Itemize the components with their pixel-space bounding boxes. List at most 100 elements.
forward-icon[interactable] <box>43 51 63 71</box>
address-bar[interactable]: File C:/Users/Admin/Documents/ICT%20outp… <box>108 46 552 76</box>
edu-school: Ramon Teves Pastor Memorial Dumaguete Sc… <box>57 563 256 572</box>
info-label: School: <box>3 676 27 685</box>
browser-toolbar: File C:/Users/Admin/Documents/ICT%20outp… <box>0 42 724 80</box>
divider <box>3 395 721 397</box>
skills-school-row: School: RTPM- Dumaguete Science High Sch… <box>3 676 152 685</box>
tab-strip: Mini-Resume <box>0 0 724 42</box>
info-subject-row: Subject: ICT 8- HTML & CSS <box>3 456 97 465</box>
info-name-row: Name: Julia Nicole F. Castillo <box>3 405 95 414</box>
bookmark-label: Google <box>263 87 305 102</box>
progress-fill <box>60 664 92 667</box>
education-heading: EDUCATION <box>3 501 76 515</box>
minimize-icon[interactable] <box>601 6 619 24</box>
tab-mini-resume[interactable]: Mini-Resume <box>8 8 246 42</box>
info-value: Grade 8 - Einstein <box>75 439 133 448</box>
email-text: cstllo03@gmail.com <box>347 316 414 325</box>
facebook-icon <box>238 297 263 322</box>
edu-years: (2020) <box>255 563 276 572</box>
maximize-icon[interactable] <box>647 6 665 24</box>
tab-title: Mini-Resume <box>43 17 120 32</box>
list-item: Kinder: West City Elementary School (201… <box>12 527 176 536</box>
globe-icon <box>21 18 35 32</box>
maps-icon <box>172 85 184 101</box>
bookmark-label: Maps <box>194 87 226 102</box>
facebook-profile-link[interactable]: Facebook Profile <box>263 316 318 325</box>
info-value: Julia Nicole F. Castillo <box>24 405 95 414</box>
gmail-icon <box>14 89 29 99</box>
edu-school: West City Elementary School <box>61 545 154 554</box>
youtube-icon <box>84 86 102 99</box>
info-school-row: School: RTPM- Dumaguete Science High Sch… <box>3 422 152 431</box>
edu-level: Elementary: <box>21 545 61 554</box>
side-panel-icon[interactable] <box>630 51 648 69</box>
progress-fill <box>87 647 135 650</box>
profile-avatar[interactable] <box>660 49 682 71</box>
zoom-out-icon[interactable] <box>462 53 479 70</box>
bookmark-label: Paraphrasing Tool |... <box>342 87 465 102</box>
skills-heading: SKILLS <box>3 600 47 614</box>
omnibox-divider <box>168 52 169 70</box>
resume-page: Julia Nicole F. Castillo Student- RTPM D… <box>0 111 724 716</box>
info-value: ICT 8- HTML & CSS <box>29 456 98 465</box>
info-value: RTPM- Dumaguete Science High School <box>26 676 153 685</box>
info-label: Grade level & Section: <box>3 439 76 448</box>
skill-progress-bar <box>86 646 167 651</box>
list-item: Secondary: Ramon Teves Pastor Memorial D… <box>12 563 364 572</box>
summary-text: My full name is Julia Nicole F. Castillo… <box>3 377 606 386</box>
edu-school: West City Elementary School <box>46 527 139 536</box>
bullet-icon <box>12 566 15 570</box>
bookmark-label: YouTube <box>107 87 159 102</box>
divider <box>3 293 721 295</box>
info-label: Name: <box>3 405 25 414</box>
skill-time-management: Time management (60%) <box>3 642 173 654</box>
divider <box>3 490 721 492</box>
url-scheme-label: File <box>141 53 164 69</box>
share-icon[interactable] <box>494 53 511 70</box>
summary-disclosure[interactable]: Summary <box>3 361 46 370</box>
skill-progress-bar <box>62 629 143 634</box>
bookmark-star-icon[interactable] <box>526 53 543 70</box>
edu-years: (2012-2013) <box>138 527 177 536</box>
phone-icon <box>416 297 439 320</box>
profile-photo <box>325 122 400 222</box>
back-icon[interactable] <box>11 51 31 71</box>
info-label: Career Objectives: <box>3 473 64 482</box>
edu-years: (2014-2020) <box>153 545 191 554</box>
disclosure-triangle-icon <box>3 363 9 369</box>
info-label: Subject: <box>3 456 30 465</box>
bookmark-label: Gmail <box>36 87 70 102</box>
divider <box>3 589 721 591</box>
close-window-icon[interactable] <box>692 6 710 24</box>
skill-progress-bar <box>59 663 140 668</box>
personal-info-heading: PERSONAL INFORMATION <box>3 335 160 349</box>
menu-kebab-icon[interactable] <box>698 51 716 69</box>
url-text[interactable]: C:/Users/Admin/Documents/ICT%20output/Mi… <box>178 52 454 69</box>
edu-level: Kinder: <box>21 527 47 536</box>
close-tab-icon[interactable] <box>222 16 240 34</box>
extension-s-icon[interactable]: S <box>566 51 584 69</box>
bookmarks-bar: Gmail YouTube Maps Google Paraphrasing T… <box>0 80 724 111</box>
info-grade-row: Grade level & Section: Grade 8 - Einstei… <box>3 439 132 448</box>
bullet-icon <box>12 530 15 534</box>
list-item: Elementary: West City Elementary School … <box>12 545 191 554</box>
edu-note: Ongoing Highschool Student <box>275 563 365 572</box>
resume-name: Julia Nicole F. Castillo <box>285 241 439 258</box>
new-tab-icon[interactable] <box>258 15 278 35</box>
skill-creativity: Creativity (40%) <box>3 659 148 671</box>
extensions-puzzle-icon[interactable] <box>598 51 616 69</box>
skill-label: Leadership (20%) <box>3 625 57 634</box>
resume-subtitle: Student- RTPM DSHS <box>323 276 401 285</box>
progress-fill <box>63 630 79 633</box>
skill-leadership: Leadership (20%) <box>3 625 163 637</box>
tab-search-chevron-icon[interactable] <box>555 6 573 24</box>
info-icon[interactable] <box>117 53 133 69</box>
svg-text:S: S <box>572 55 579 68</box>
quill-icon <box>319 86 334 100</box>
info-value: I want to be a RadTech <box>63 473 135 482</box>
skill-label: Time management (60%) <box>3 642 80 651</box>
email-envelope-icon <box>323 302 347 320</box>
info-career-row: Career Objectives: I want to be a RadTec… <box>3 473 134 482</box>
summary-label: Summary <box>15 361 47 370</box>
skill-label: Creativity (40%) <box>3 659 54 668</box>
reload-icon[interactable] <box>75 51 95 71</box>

----------

Stated exercise. Can you copy the material word for word, from its first line through the line containing "facebook-profile-link[interactable]: Facebook Profile", with both of those lines included?

Solution.
Itemize the components with their pixel-space bounding boxes. List at most 100 elements.
forward-icon[interactable] <box>43 51 63 71</box>
address-bar[interactable]: File C:/Users/Admin/Documents/ICT%20outp… <box>108 46 552 76</box>
edu-school: Ramon Teves Pastor Memorial Dumaguete Sc… <box>57 563 256 572</box>
info-label: School: <box>3 676 27 685</box>
browser-toolbar: File C:/Users/Admin/Documents/ICT%20outp… <box>0 42 724 80</box>
divider <box>3 395 721 397</box>
skills-school-row: School: RTPM- Dumaguete Science High Sch… <box>3 676 152 685</box>
tab-strip: Mini-Resume <box>0 0 724 42</box>
info-subject-row: Subject: ICT 8- HTML & CSS <box>3 456 97 465</box>
info-name-row: Name: Julia Nicole F. Castillo <box>3 405 95 414</box>
bookmark-label: Google <box>263 87 305 102</box>
progress-fill <box>60 664 92 667</box>
education-heading: EDUCATION <box>3 501 76 515</box>
minimize-icon[interactable] <box>601 6 619 24</box>
tab-mini-resume[interactable]: Mini-Resume <box>8 8 246 42</box>
info-value: Grade 8 - Einstein <box>75 439 133 448</box>
email-text: cstllo03@gmail.com <box>347 316 414 325</box>
facebook-icon <box>238 297 263 322</box>
edu-years: (2020) <box>255 563 276 572</box>
maximize-icon[interactable] <box>647 6 665 24</box>
tab-title: Mini-Resume <box>43 17 120 32</box>
list-item: Kinder: West City Elementary School (201… <box>12 527 176 536</box>
globe-icon <box>21 18 35 32</box>
maps-icon <box>172 85 184 101</box>
bookmark-label: Maps <box>194 87 226 102</box>
facebook-profile-link[interactable]: Facebook Profile <box>263 316 318 325</box>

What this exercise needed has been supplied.